## WRITTEN EXERCISE:
Write every line out verbatim and omit the pictures.

(Source records)
— BEGIN —

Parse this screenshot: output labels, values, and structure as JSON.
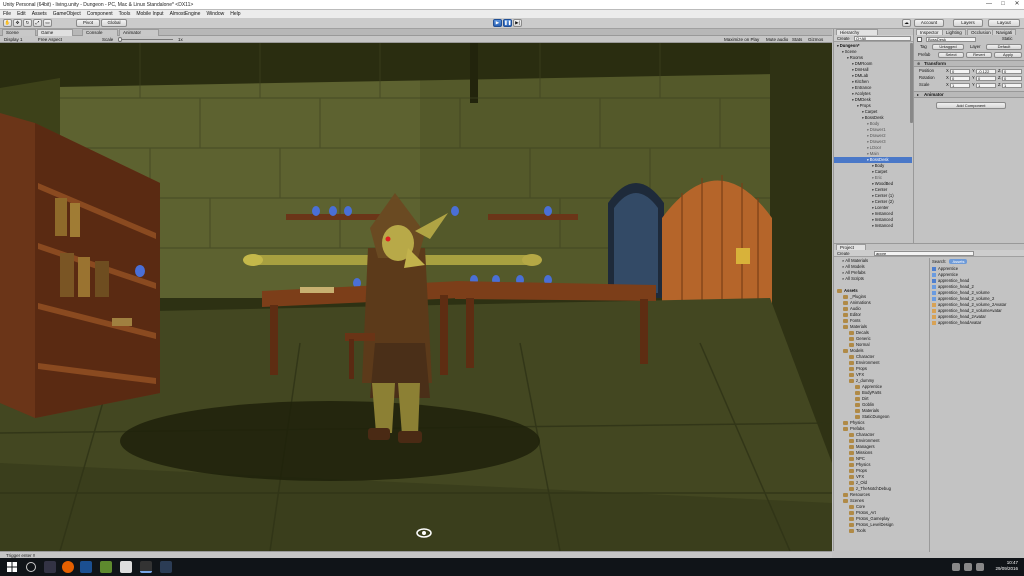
{
  "window": {
    "title": "Unity Personal (64bit) - living.unity - Dungeon - PC, Mac & Linux Standalone* <DX11>",
    "min": "—",
    "max": "□",
    "close": "✕"
  },
  "menu": [
    "File",
    "Edit",
    "Assets",
    "GameObject",
    "Component",
    "Tools",
    "Mobile Input",
    "AlmostEngine",
    "Window",
    "Help"
  ],
  "toolbar": {
    "pivot": "Pivot",
    "global": "Global",
    "account": "Account",
    "layers": "Layers",
    "layout": "Layout"
  },
  "scene_tabs": {
    "scene": "Scene",
    "game": "Game",
    "console": "Console",
    "animator": "Animator"
  },
  "game_bar": {
    "display": "Display 1",
    "aspect": "Free Aspect",
    "scale_label": "Scale",
    "scale_value": "1x",
    "maximize": "Maximize on Play",
    "mute": "Mute audio",
    "stats": "Stats",
    "gizmos": "Gizmos"
  },
  "status": {
    "message": "Trigger enter !!"
  },
  "hierarchy": {
    "tab": "Hierarchy",
    "create": "Create",
    "search": "Q+All",
    "items": [
      {
        "label": "Dungeon*",
        "indent": 0,
        "bold": true
      },
      {
        "label": "Scene",
        "indent": 1
      },
      {
        "label": "Rooms",
        "indent": 2
      },
      {
        "label": "DMRoom",
        "indent": 3
      },
      {
        "label": "DmHall",
        "indent": 3
      },
      {
        "label": "DMLab",
        "indent": 3
      },
      {
        "label": "Kitchen",
        "indent": 3
      },
      {
        "label": "Entrance",
        "indent": 3
      },
      {
        "label": "Acolytes",
        "indent": 3
      },
      {
        "label": "DMDesk",
        "indent": 3
      },
      {
        "label": "Props",
        "indent": 4
      },
      {
        "label": "Carpet",
        "indent": 5
      },
      {
        "label": "BossDesk",
        "indent": 5
      },
      {
        "label": "Body",
        "indent": 6,
        "grey": true
      },
      {
        "label": "Drawer1",
        "indent": 6,
        "grey": true
      },
      {
        "label": "Drawer2",
        "indent": 6,
        "grey": true
      },
      {
        "label": "Drawer3",
        "indent": 6,
        "grey": true
      },
      {
        "label": "LDoor",
        "indent": 6,
        "grey": true
      },
      {
        "label": "Main",
        "indent": 6,
        "grey": true
      },
      {
        "label": "BossDesk",
        "indent": 6,
        "selected": true
      },
      {
        "label": "Body",
        "indent": 7
      },
      {
        "label": "Carpet",
        "indent": 7
      },
      {
        "label": "Eric",
        "indent": 7,
        "grey": true
      },
      {
        "label": "WoodBed",
        "indent": 7
      },
      {
        "label": "Center",
        "indent": 7
      },
      {
        "label": "Center (1)",
        "indent": 7
      },
      {
        "label": "Center (2)",
        "indent": 7
      },
      {
        "label": "Lcenter",
        "indent": 7
      },
      {
        "label": "Instanced",
        "indent": 7
      },
      {
        "label": "Instanced",
        "indent": 7
      },
      {
        "label": "Instanced",
        "indent": 7
      }
    ]
  },
  "inspector": {
    "tabs": [
      "Inspector",
      "Lighting",
      "Occlusion",
      "Navigati"
    ],
    "object_name": "BossDesk",
    "static": "Static",
    "tag_label": "Tag",
    "tag_value": "Untagged",
    "layer_label": "Layer",
    "layer_value": "Default",
    "prefab_label": "Prefab",
    "prefab_select": "Select",
    "prefab_revert": "Revert",
    "prefab_apply": "Apply",
    "transform_title": "Transform",
    "position_label": "Position",
    "rotation_label": "Rotation",
    "scale_label": "Scale",
    "pos": {
      "x": "0",
      "y": "-0.122",
      "z": "0"
    },
    "rot": {
      "x": "0",
      "y": "0",
      "z": "0"
    },
    "scl": {
      "x": "1",
      "y": "1",
      "z": "1"
    },
    "animator_title": "Animator",
    "add_component": "Add Component"
  },
  "project": {
    "tab": "Project",
    "create": "Create",
    "search": "appre",
    "search_label": "Search:",
    "search_scope": "Assets",
    "favorites": [
      "All Materials",
      "All Models",
      "All Prefabs",
      "All Scripts"
    ],
    "tree": [
      {
        "label": "Assets",
        "indent": 0,
        "bold": true
      },
      {
        "label": "_Plugins",
        "indent": 1
      },
      {
        "label": "Animations",
        "indent": 1
      },
      {
        "label": "Audio",
        "indent": 1
      },
      {
        "label": "Editor",
        "indent": 1
      },
      {
        "label": "Fonts",
        "indent": 1
      },
      {
        "label": "Materials",
        "indent": 1
      },
      {
        "label": "Decals",
        "indent": 2
      },
      {
        "label": "Generic",
        "indent": 2
      },
      {
        "label": "Normal",
        "indent": 2
      },
      {
        "label": "Models",
        "indent": 1
      },
      {
        "label": "Character",
        "indent": 2
      },
      {
        "label": "Environment",
        "indent": 2
      },
      {
        "label": "Props",
        "indent": 2
      },
      {
        "label": "VFX",
        "indent": 2
      },
      {
        "label": "z_dummy",
        "indent": 2
      },
      {
        "label": "Apprentice",
        "indent": 3
      },
      {
        "label": "BodyParts",
        "indent": 3
      },
      {
        "label": "Dirt",
        "indent": 3
      },
      {
        "label": "Goblin",
        "indent": 3
      },
      {
        "label": "Materials",
        "indent": 3
      },
      {
        "label": "StaticDungeon",
        "indent": 3
      },
      {
        "label": "Physics",
        "indent": 1
      },
      {
        "label": "Prefabs",
        "indent": 1
      },
      {
        "label": "Character",
        "indent": 2
      },
      {
        "label": "Environment",
        "indent": 2
      },
      {
        "label": "Managers",
        "indent": 2
      },
      {
        "label": "Missions",
        "indent": 2
      },
      {
        "label": "NPC",
        "indent": 2
      },
      {
        "label": "Physics",
        "indent": 2
      },
      {
        "label": "Props",
        "indent": 2
      },
      {
        "label": "VFX",
        "indent": 2
      },
      {
        "label": "z_Old",
        "indent": 2
      },
      {
        "label": "z_TheNotchDebug",
        "indent": 2
      },
      {
        "label": "Resources",
        "indent": 1
      },
      {
        "label": "Scenes",
        "indent": 1
      },
      {
        "label": "Core",
        "indent": 2
      },
      {
        "label": "Protos_Art",
        "indent": 2
      },
      {
        "label": "Protos_Gameplay",
        "indent": 2
      },
      {
        "label": "Protos_LevelDesign",
        "indent": 2
      },
      {
        "label": "Tools",
        "indent": 2
      }
    ],
    "results": [
      {
        "label": "Apprentice",
        "kind": "prefab"
      },
      {
        "label": "Apprentice",
        "kind": "mesh"
      },
      {
        "label": "apprentice_head",
        "kind": "prefab"
      },
      {
        "label": "apprentice_head_2",
        "kind": "mesh"
      },
      {
        "label": "apprentice_head_2_volume",
        "kind": "mesh"
      },
      {
        "label": "apprentice_head_2_volume_2",
        "kind": "mesh"
      },
      {
        "label": "apprentice_head_2_volume_2Avatar",
        "kind": "anim"
      },
      {
        "label": "apprentice_head_2_volumeAvatar",
        "kind": "anim"
      },
      {
        "label": "apprentice_head_2Avatar",
        "kind": "anim"
      },
      {
        "label": "apprentice_headAvatar",
        "kind": "anim"
      }
    ]
  },
  "taskbar": {
    "time": "10:47",
    "date": "29/09/2016"
  },
  "colors": {
    "selection": "#4a78c8",
    "play_blue": "#3a74c8",
    "taskbar": "#101418"
  }
}
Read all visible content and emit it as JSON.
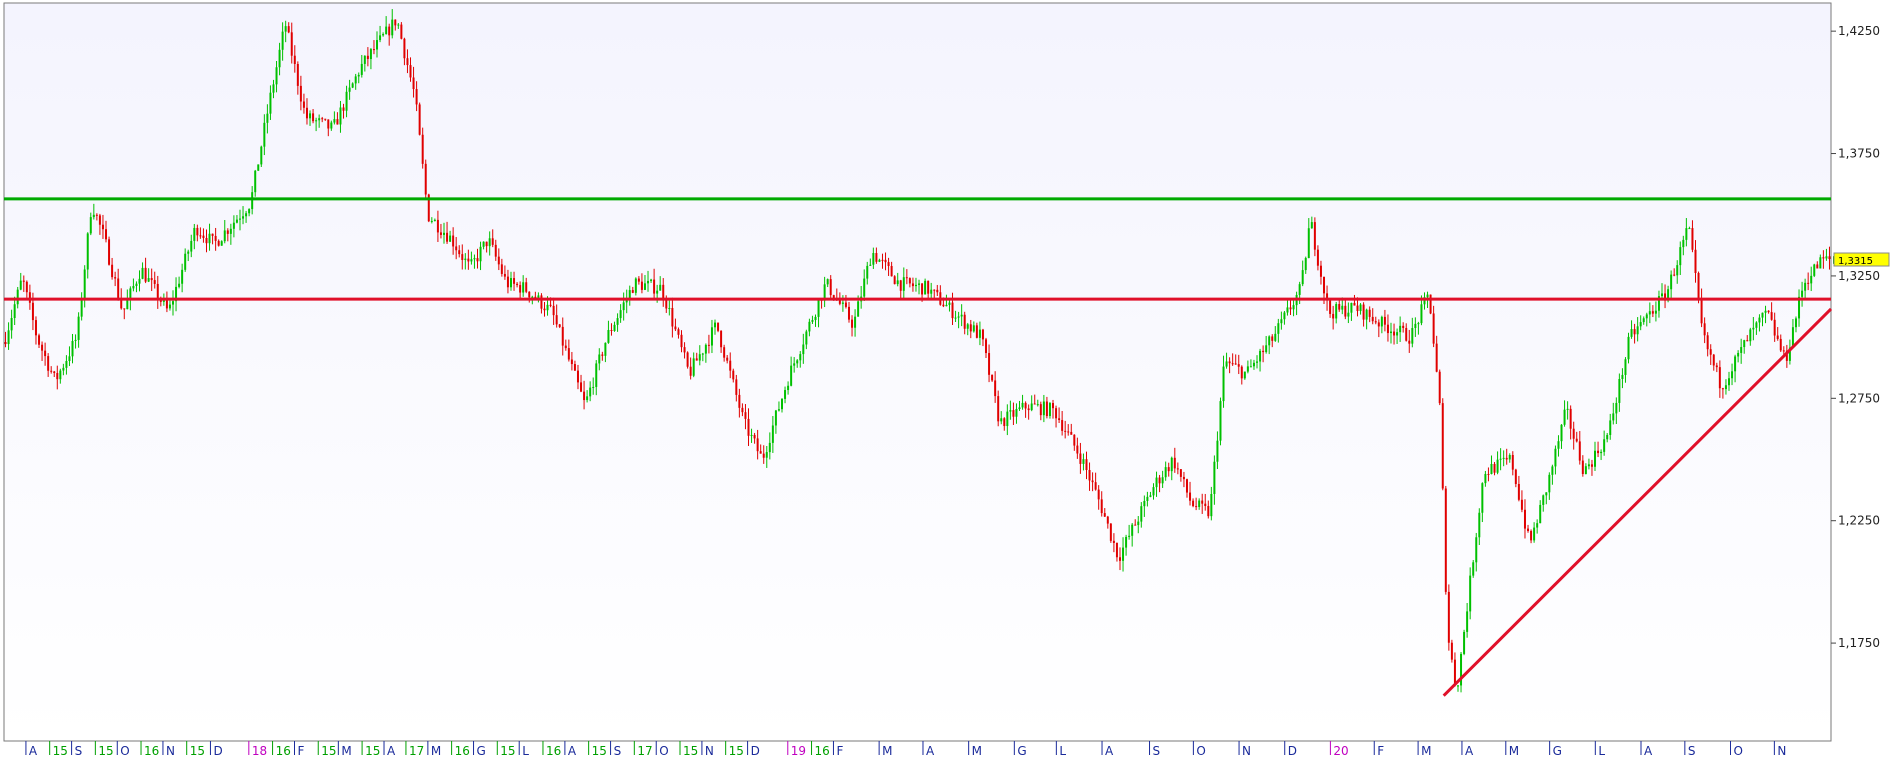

— END —

## RIGHT ANSWER:
Parse this screenshot: output labels, values, and structure as JSON.
{
  "window": {
    "title": "Unity Personal (64bit) - living.unity - Dungeon - PC, Mac & Linux Standalone* <DX11>",
    "min": "—",
    "max": "□",
    "close": "✕"
  },
  "menu": [
    "File",
    "Edit",
    "Assets",
    "GameObject",
    "Component",
    "Tools",
    "Mobile Input",
    "AlmostEngine",
    "Window",
    "Help"
  ],
  "toolbar": {
    "pivot": "Pivot",
    "global": "Global",
    "account": "Account",
    "layers": "Layers",
    "layout": "Layout"
  },
  "scene_tabs": {
    "scene": "Scene",
    "game": "Game",
    "console": "Console",
    "animator": "Animator"
  },
  "game_bar": {
    "display": "Display 1",
    "aspect": "Free Aspect",
    "scale_label": "Scale",
    "scale_value": "1x",
    "maximize": "Maximize on Play",
    "mute": "Mute audio",
    "stats": "Stats",
    "gizmos": "Gizmos"
  },
  "status": {
    "message": "Trigger enter !!"
  },
  "hierarchy": {
    "tab": "Hierarchy",
    "create": "Create",
    "search": "Q+All",
    "items": [
      {
        "label": "Dungeon*",
        "indent": 0,
        "bold": true
      },
      {
        "label": "Scene",
        "indent": 1
      },
      {
        "label": "Rooms",
        "indent": 2
      },
      {
        "label": "DMRoom",
        "indent": 3
      },
      {
        "label": "DmHall",
        "indent": 3
      },
      {
        "label": "DMLab",
        "indent": 3
      },
      {
        "label": "Kitchen",
        "indent": 3
      },
      {
        "label": "Entrance",
        "indent": 3
      },
      {
        "label": "Acolytes",
        "indent": 3
      },
      {
        "label": "DMDesk",
        "indent": 3
      },
      {
        "label": "Props",
        "indent": 4
      },
      {
        "label": "Carpet",
        "indent": 5
      },
      {
        "label": "BossDesk",
        "indent": 5
      },
      {
        "label": "Body",
        "indent": 6,
        "grey": true
      },
      {
        "label": "Drawer1",
        "indent": 6,
        "grey": true
      },
      {
        "label": "Drawer2",
        "indent": 6,
        "grey": true
      },
      {
        "label": "Drawer3",
        "indent": 6,
        "grey": true
      },
      {
        "label": "LDoor",
        "indent": 6,
        "grey": true
      },
      {
        "label": "Main",
        "indent": 6,
        "grey": true
      },
      {
        "label": "BossDesk",
        "indent": 6,
        "selected": true
      },
      {
        "label": "Body",
        "indent": 7
      },
      {
        "label": "Carpet",
        "indent": 7
      },
      {
        "label": "Eric",
        "indent": 7,
        "grey": true
      },
      {
        "label": "WoodBed",
        "indent": 7
      },
      {
        "label": "Center",
        "indent": 7
      },
      {
        "label": "Center (1)",
        "indent": 7
      },
      {
        "label": "Center (2)",
        "indent": 7
      },
      {
        "label": "Lcenter",
        "indent": 7
      },
      {
        "label": "Instanced",
        "indent": 7
      },
      {
        "label": "Instanced",
        "indent": 7
      },
      {
        "label": "Instanced",
        "indent": 7
      }
    ]
  },
  "inspector": {
    "tabs": [
      "Inspector",
      "Lighting",
      "Occlusion",
      "Navigati"
    ],
    "object_name": "BossDesk",
    "static": "Static",
    "tag_label": "Tag",
    "tag_value": "Untagged",
    "layer_label": "Layer",
    "layer_value": "Default",
    "prefab_label": "Prefab",
    "prefab_select": "Select",
    "prefab_revert": "Revert",
    "prefab_apply": "Apply",
    "transform_title": "Transform",
    "position_label": "Position",
    "rotation_label": "Rotation",
    "scale_label": "Scale",
    "pos": {
      "x": "0",
      "y": "-0.122",
      "z": "0"
    },
    "rot": {
      "x": "0",
      "y": "0",
      "z": "0"
    },
    "scl": {
      "x": "1",
      "y": "1",
      "z": "1"
    },
    "animator_title": "Animator",
    "add_component": "Add Component"
  },
  "project": {
    "tab": "Project",
    "create": "Create",
    "search": "appre",
    "search_label": "Search:",
    "search_scope": "Assets",
    "favorites": [
      "All Materials",
      "All Models",
      "All Prefabs",
      "All Scripts"
    ],
    "tree": [
      {
        "label": "Assets",
        "indent": 0,
        "bold": true
      },
      {
        "label": "_Plugins",
        "indent": 1
      },
      {
        "label": "Animations",
        "indent": 1
      },
      {
        "label": "Audio",
        "indent": 1
      },
      {
        "label": "Editor",
        "indent": 1
      },
      {
        "label": "Fonts",
        "indent": 1
      },
      {
        "label": "Materials",
        "indent": 1
      },
      {
        "label": "Decals",
        "indent": 2
      },
      {
        "label": "Generic",
        "indent": 2
      },
      {
        "label": "Normal",
        "indent": 2
      },
      {
        "label": "Models",
        "indent": 1
      },
      {
        "label": "Character",
        "indent": 2
      },
      {
        "label": "Environment",
        "indent": 2
      },
      {
        "label": "Props",
        "indent": 2
      },
      {
        "label": "VFX",
        "indent": 2
      },
      {
        "label": "z_dummy",
        "indent": 2
      },
      {
        "label": "Apprentice",
        "indent": 3
      },
      {
        "label": "BodyParts",
        "indent": 3
      },
      {
        "label": "Dirt",
        "indent": 3
      },
      {
        "label": "Goblin",
        "indent": 3
      },
      {
        "label": "Materials",
        "indent": 3
      },
      {
        "label": "StaticDungeon",
        "indent": 3
      },
      {
        "label": "Physics",
        "indent": 1
      },
      {
        "label": "Prefabs",
        "indent": 1
      },
      {
        "label": "Character",
        "indent": 2
      },
      {
        "label": "Environment",
        "indent": 2
      },
      {
        "label": "Managers",
        "indent": 2
      },
      {
        "label": "Missions",
        "indent": 2
      },
      {
        "label": "NPC",
        "indent": 2
      },
      {
        "label": "Physics",
        "indent": 2
      },
      {
        "label": "Props",
        "indent": 2
      },
      {
        "label": "VFX",
        "indent": 2
      },
      {
        "label": "z_Old",
        "indent": 2
      },
      {
        "label": "z_TheNotchDebug",
        "indent": 2
      },
      {
        "label": "Resources",
        "indent": 1
      },
      {
        "label": "Scenes",
        "indent": 1
      },
      {
        "label": "Core",
        "indent": 2
      },
      {
        "label": "Protos_Art",
        "indent": 2
      },
      {
        "label": "Protos_Gameplay",
        "indent": 2
      },
      {
        "label": "Protos_LevelDesign",
        "indent": 2
      },
      {
        "label": "Tools",
        "indent": 2
      }
    ],
    "results": [
      {
        "label": "Apprentice",
        "kind": "prefab"
      },
      {
        "label": "Apprentice",
        "kind": "mesh"
      },
      {
        "label": "apprentice_head",
        "kind": "prefab"
      },
      {
        "label": "apprentice_head_2",
        "kind": "mesh"
      },
      {
        "label": "apprentice_head_2_volume",
        "kind": "mesh"
      },
      {
        "label": "apprentice_head_2_volume_2",
        "kind": "mesh"
      },
      {
        "label": "apprentice_head_2_volume_2Avatar",
        "kind": "anim"
      },
      {
        "label": "apprentice_head_2_volumeAvatar",
        "kind": "anim"
      },
      {
        "label": "apprentice_head_2Avatar",
        "kind": "anim"
      },
      {
        "label": "apprentice_headAvatar",
        "kind": "anim"
      }
    ]
  },
  "taskbar": {
    "time": "10:47",
    "date": "29/09/2016"
  },
  "colors": {
    "selection": "#4a78c8",
    "play_blue": "#3a74c8",
    "taskbar": "#101418"
  }
}
Read all visible content and emit it as JSON.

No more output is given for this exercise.